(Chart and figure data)
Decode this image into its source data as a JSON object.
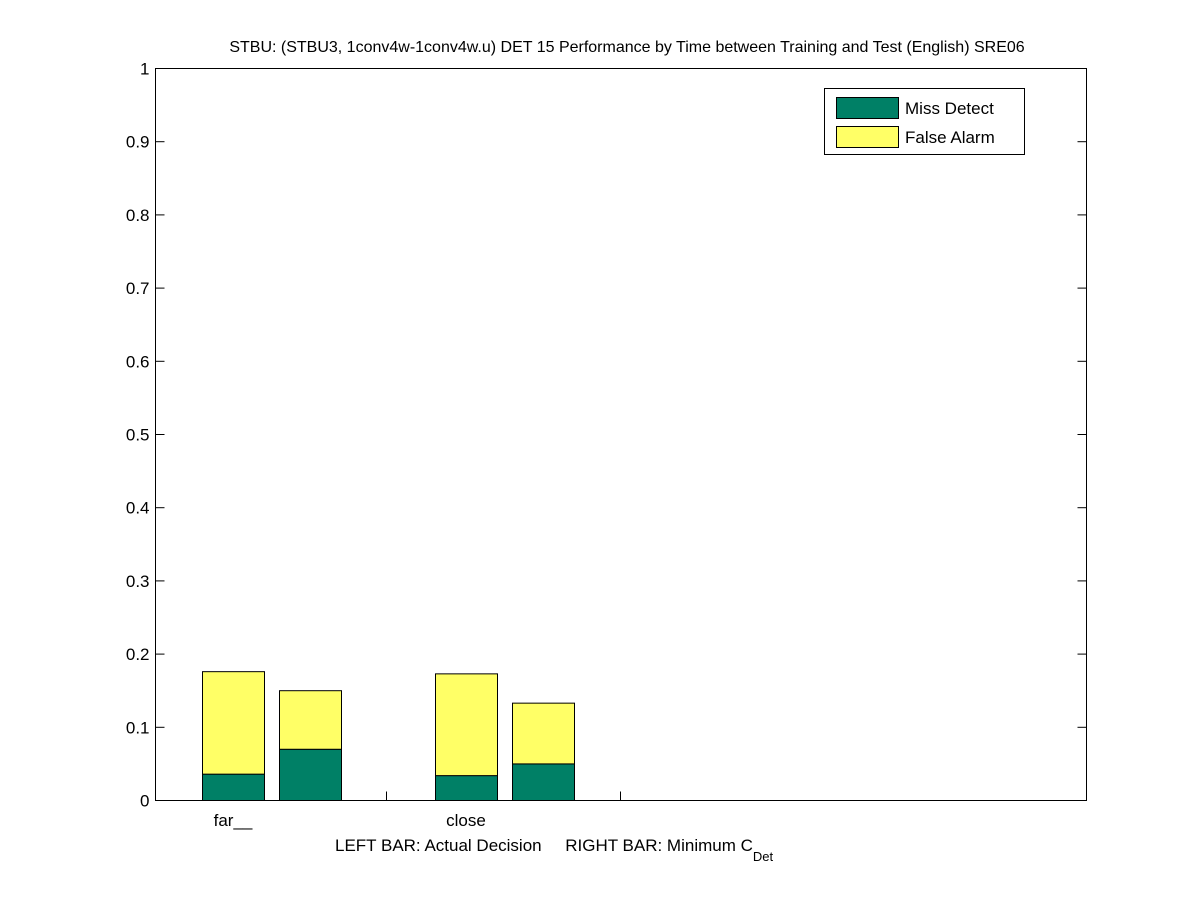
{
  "chart_data": {
    "type": "bar",
    "stacked": true,
    "title": "STBU: (STBU3, 1conv4w-1conv4w.u) DET 15 Performance by Time between Training and Test (English) SRE06",
    "xlabel": "LEFT BAR: Actual Decision     RIGHT BAR: Minimum C",
    "xlabel_subscript": "Det",
    "categories": [
      "far__",
      "close"
    ],
    "bars_per_category": [
      "Actual Decision",
      "Minimum C_Det"
    ],
    "series": [
      {
        "name": "Miss Detect",
        "color": "#008066",
        "values": [
          [
            0.036,
            0.07
          ],
          [
            0.034,
            0.05
          ]
        ]
      },
      {
        "name": "False Alarm",
        "color": "#ffff66",
        "values": [
          [
            0.14,
            0.08
          ],
          [
            0.139,
            0.083
          ]
        ]
      }
    ],
    "ylim": [
      0,
      1
    ],
    "yticks": [
      "0",
      "0.1",
      "0.2",
      "0.3",
      "0.4",
      "0.5",
      "0.6",
      "0.7",
      "0.8",
      "0.9",
      "1"
    ],
    "grid": false,
    "legend_position": "top-right"
  }
}
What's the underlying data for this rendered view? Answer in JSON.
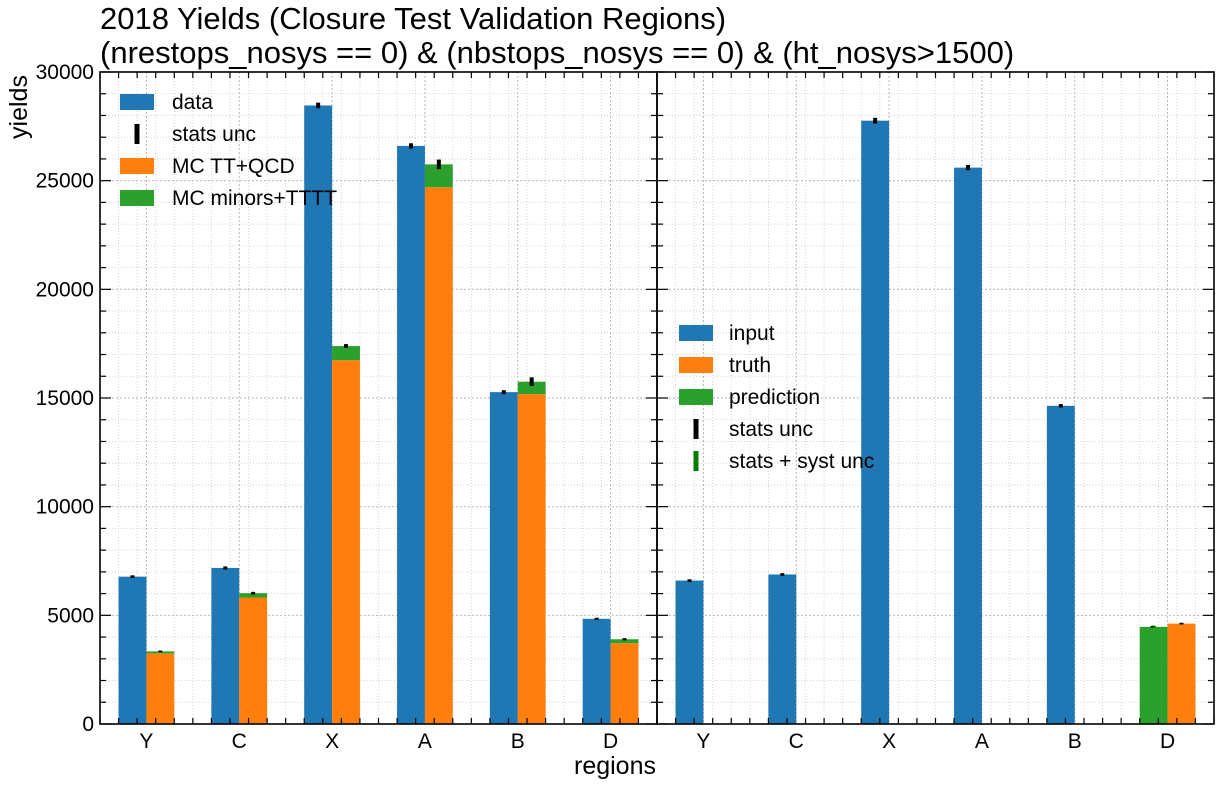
{
  "chart_data": {
    "type": "bar",
    "title_line1": "2018 Yields (Closure Test Validation Regions)",
    "title_line2": "(nrestops_nosys == 0) & (nbstops_nosys == 0) & (ht_nosys>1500)",
    "xlabel": "regions",
    "ylabel": "yields",
    "ylim": [
      0,
      30000
    ],
    "yticks": [
      "0",
      "5000",
      "10000",
      "15000",
      "20000",
      "25000",
      "30000"
    ],
    "grid": true,
    "categories": [
      "Y",
      "C",
      "X",
      "A",
      "B",
      "D"
    ],
    "panels": [
      {
        "legend_position": "top-left",
        "legend": [
          "data",
          "stats unc",
          "MC TT+QCD",
          "MC minors+TTTT"
        ],
        "series": [
          {
            "name": "data",
            "color": "#1f77b4",
            "values": [
              6780,
              7180,
              28460,
              26600,
              15270,
              4840
            ],
            "errors": [
              60,
              70,
              130,
              120,
              90,
              50
            ]
          },
          {
            "name": "MC TT+QCD",
            "color": "#ff7f0e",
            "values": [
              3250,
              5820,
              16740,
              24700,
              15180,
              3720
            ],
            "errors": [
              0,
              0,
              0,
              0,
              0,
              0
            ]
          },
          {
            "name": "MC minors+TTTT",
            "color": "#2ca02c",
            "values": [
              90,
              200,
              650,
              1050,
              570,
              180
            ],
            "errors": [
              40,
              60,
              90,
              220,
              200,
              50
            ]
          }
        ]
      },
      {
        "legend_position": "center-left",
        "legend": [
          "input",
          "truth",
          "prediction",
          "stats unc",
          "stats + syst unc"
        ],
        "series": [
          {
            "name": "input",
            "color": "#1f77b4",
            "values": [
              6600,
              6880,
              27760,
              25600,
              14640,
              null
            ],
            "errors": [
              60,
              60,
              130,
              120,
              80,
              0
            ]
          },
          {
            "name": "truth",
            "color": "#ff7f0e",
            "values": [
              null,
              null,
              null,
              null,
              null,
              4620
            ],
            "errors": [
              0,
              0,
              0,
              0,
              0,
              40
            ]
          },
          {
            "name": "prediction",
            "color": "#2ca02c",
            "values": [
              null,
              null,
              null,
              null,
              null,
              4470
            ],
            "errors": [
              0,
              0,
              0,
              0,
              0,
              60
            ]
          }
        ],
        "unc_colors": {
          "stats": "#000000",
          "stats_syst": "#008000"
        }
      }
    ]
  }
}
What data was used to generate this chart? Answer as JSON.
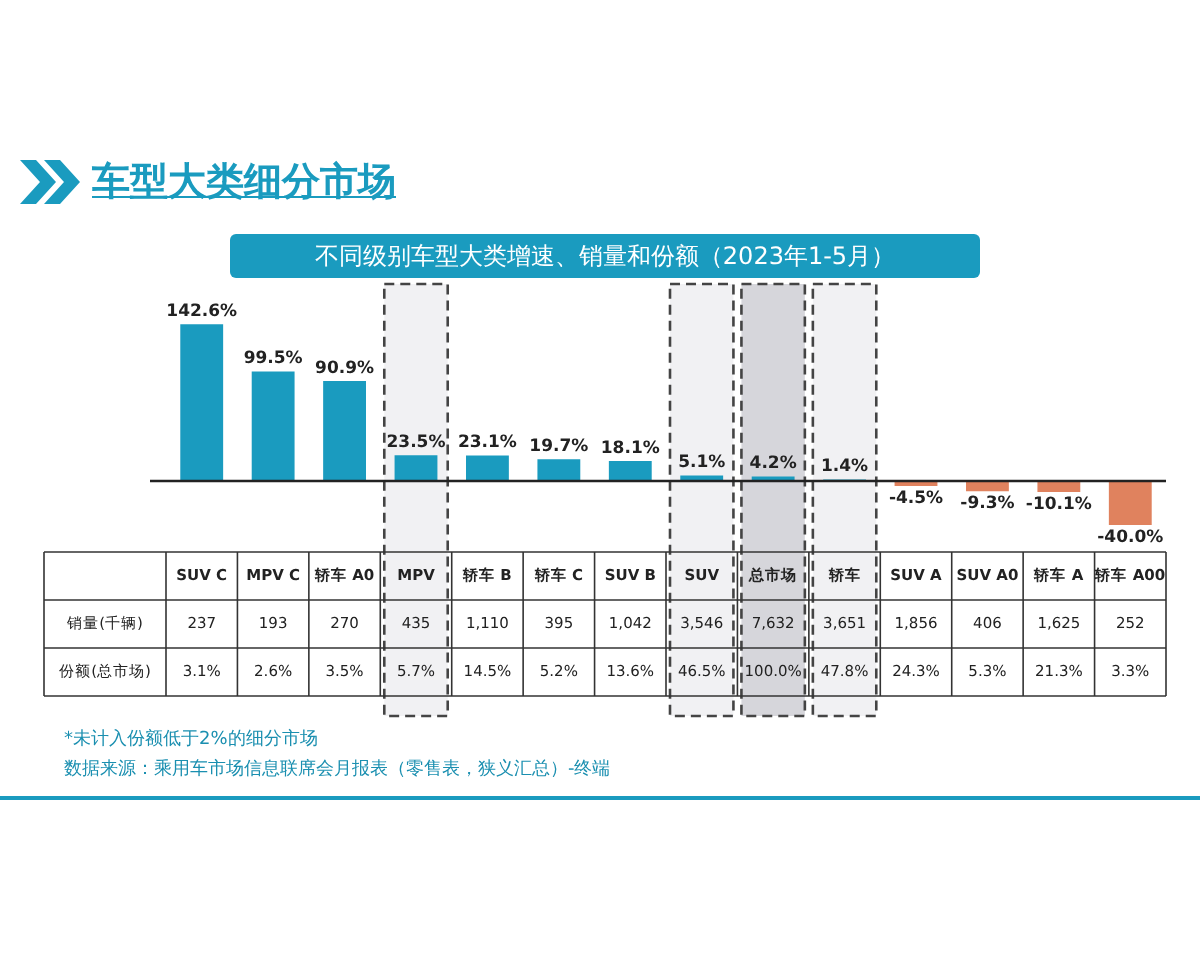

Task goal:
Working from the lines above, reproduce the material exactly and exclude its pictures.

Output of the task:
Decode this image into its source data as a JSON object.
{
  "chart_data": {
    "type": "bar",
    "stacked": true,
    "title": "STBU: (STBU3, 1conv4w-1conv4w.u) DET 15 Performance by Time between Training and Test (English) SRE06",
    "xlabel": "LEFT BAR: Actual Decision     RIGHT BAR: Minimum C",
    "xlabel_subscript": "Det",
    "categories": [
      "far__",
      "close"
    ],
    "bars_per_category": [
      "Actual Decision",
      "Minimum C_Det"
    ],
    "series": [
      {
        "name": "Miss Detect",
        "color": "#008066",
        "values": [
          [
            0.036,
            0.07
          ],
          [
            0.034,
            0.05
          ]
        ]
      },
      {
        "name": "False Alarm",
        "color": "#ffff66",
        "values": [
          [
            0.14,
            0.08
          ],
          [
            0.139,
            0.083
          ]
        ]
      }
    ],
    "ylim": [
      0,
      1
    ],
    "yticks": [
      "0",
      "0.1",
      "0.2",
      "0.3",
      "0.4",
      "0.5",
      "0.6",
      "0.7",
      "0.8",
      "0.9",
      "1"
    ],
    "grid": false,
    "legend_position": "top-right"
  }
}
What's the underlying data for this rendered view? Answer in JSON.
{
  "chart_data": {
    "type": "bar",
    "title_line1": "2018 Yields (Closure Test Validation Regions)",
    "title_line2": "(nrestops_nosys == 0) & (nbstops_nosys == 0) & (ht_nosys>1500)",
    "xlabel": "regions",
    "ylabel": "yields",
    "ylim": [
      0,
      30000
    ],
    "yticks": [
      "0",
      "5000",
      "10000",
      "15000",
      "20000",
      "25000",
      "30000"
    ],
    "grid": true,
    "categories": [
      "Y",
      "C",
      "X",
      "A",
      "B",
      "D"
    ],
    "panels": [
      {
        "legend_position": "top-left",
        "legend": [
          "data",
          "stats unc",
          "MC TT+QCD",
          "MC minors+TTTT"
        ],
        "series": [
          {
            "name": "data",
            "color": "#1f77b4",
            "values": [
              6780,
              7180,
              28460,
              26600,
              15270,
              4840
            ],
            "errors": [
              60,
              70,
              130,
              120,
              90,
              50
            ]
          },
          {
            "name": "MC TT+QCD",
            "color": "#ff7f0e",
            "values": [
              3250,
              5820,
              16740,
              24700,
              15180,
              3720
            ],
            "errors": [
              0,
              0,
              0,
              0,
              0,
              0
            ]
          },
          {
            "name": "MC minors+TTTT",
            "color": "#2ca02c",
            "values": [
              90,
              200,
              650,
              1050,
              570,
              180
            ],
            "errors": [
              40,
              60,
              90,
              220,
              200,
              50
            ]
          }
        ]
      },
      {
        "legend_position": "center-left",
        "legend": [
          "input",
          "truth",
          "prediction",
          "stats unc",
          "stats + syst unc"
        ],
        "series": [
          {
            "name": "input",
            "color": "#1f77b4",
            "values": [
              6600,
              6880,
              27760,
              25600,
              14640,
              null
            ],
            "errors": [
              60,
              60,
              130,
              120,
              80,
              0
            ]
          },
          {
            "name": "truth",
            "color": "#ff7f0e",
            "values": [
              null,
              null,
              null,
              null,
              null,
              4620
            ],
            "errors": [
              0,
              0,
              0,
              0,
              0,
              40
            ]
          },
          {
            "name": "prediction",
            "color": "#2ca02c",
            "values": [
              null,
              null,
              null,
              null,
              null,
              4470
            ],
            "errors": [
              0,
              0,
              0,
              0,
              0,
              60
            ]
          }
        ],
        "unc_colors": {
          "stats": "#000000",
          "stats_syst": "#008000"
        }
      }
    ]
  }
}
What data was used to generate this chart? Answer as JSON.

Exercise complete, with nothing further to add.